Identification of NEK1 Mutations as Underlying Cause of SRPS Majewski Type by Positional Cloning

(A) Haplotype structure analysis in the two consanguineous families 1 and 2 refined a locus to 18.65 cM / 17.36 Mb by homozygosity mapping including 54 RefSeq and hypothetical genes on chromosome 4q32.1-q34.3.

(B) Sanger sequencing of the prioritized functional candidate gene NEK1 revealed a homozygous nonsense mutation in P1 (p.R127X), a homozygous splice site mutation in P2 (c.869-2A>G), and a heterozygous insertion in P3 (c.1640_1641_insA).

(B, C) Schematic drawing of domain-coding exons according to the prediction of the domain structure in mice and protein mice-human homology. Abbreviations are as follows: kinase domain, N-terminal kinase domain (green); basic, basic domain (light blue); NLS, nuclear localization signal (gray); CC1-4, coiled-coil domains (red and orange); NES1-2, nuclear export sequence (yellow).

Table 1.

Mutations Identified in Families with SRPS Type II

Family	Gene	Nucleotide Change	Status	Protein	Location	Mutation Type	Domain
Family 1	NEK1	c.379C>T	homozygous	p.Arg127X	exon 5	nonsense	kinase
Family 2	NEK1	c.869-2A>G	homozygous		intron 10	splice site	basic
Family 3	NEK1	c.1640 dup	heterozygous	p.Asn547LysfsX2	exon18	insertion, frameshift	coiled-coil 2
	DYNC2H1	c.11747G>A	heterozygous	p.Gly3916Asp	exon 82	missense, splice site	C domain

We were not able to prove the effect of the c.869-2A>G splice-site mutation in family 2, but several splice-site-modeling programs predict aberrant splicing of this mutant allele (Table S4). The position is highly conserved throughout different species and is part of the 3′ splice-site motif. In addition, there is no evidence for alternative splicing of exon 11, and skipping of this exon by the mutant allele is predicted to cause a premature stop codon.
* * * * * * * * *
Copy the part of the text on NEK1 mutations in SRPS Majewski type from "We were not" up to and including "premature stop codon." without any changes.

> [SOURCE MATERIAL]:
* * * * * * * * *
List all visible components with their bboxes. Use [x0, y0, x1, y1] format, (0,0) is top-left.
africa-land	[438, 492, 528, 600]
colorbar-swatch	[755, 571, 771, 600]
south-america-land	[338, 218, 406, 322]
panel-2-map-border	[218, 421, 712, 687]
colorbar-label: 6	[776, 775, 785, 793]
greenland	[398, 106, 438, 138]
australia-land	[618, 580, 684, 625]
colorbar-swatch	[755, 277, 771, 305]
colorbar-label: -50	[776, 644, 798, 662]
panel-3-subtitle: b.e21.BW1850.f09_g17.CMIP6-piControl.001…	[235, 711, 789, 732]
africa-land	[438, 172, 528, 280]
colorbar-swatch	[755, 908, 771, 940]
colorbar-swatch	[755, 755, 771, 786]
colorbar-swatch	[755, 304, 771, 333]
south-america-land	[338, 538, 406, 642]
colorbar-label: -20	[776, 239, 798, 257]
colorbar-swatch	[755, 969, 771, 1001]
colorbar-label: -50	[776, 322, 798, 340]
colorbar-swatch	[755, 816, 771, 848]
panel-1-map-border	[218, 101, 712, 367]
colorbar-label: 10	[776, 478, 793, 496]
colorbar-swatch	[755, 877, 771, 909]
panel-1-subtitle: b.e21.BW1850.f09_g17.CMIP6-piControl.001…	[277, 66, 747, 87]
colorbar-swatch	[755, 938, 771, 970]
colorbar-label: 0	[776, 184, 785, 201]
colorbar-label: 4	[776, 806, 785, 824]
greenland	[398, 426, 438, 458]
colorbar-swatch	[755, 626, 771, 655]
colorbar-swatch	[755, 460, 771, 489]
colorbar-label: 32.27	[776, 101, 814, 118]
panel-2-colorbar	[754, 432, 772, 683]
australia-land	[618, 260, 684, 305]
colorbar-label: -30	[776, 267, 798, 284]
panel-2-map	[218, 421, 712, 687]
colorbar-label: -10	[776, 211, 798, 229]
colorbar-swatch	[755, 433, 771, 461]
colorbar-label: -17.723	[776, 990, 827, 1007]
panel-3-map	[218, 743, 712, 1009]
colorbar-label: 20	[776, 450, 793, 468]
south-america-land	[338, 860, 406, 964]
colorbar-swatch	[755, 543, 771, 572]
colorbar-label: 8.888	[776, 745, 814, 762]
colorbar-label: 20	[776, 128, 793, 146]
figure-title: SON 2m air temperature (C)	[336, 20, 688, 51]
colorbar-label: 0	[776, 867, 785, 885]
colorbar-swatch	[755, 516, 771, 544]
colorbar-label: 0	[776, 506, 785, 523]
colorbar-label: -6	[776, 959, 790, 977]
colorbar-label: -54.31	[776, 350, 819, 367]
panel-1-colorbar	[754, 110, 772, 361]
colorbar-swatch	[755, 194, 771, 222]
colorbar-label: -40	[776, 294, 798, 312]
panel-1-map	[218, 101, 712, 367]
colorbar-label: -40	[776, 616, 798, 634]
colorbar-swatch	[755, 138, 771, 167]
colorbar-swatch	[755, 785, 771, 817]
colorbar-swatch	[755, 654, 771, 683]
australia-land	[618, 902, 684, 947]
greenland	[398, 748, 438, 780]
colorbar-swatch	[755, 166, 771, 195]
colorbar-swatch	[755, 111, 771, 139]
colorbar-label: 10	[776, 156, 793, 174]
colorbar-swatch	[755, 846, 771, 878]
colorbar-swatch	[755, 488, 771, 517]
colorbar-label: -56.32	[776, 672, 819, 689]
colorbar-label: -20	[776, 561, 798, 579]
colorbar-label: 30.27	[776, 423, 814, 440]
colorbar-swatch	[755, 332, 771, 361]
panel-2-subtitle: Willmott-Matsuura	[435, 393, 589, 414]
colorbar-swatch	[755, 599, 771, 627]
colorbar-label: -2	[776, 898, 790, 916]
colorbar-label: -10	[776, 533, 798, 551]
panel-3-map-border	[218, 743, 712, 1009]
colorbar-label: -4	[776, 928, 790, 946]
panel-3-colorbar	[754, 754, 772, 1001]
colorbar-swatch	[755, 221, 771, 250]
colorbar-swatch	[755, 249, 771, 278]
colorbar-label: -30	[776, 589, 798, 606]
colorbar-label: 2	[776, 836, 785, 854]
* * * * * * * * *
> [WORKED SOLUTION]:
We were not able to prove the effect of the c.869-2A>G splice-site mutation in family 2, but several splice-site-modeling programs predict aberrant splicing of this mutant allele (Table S4). The position is highly conserved throughout different species and is part of the 3′ splice-site motif. In addition, there is no evidence for alternative splicing of exon 11, and skipping of this exon by the mutant allele is predicted to cause a premature stop codon.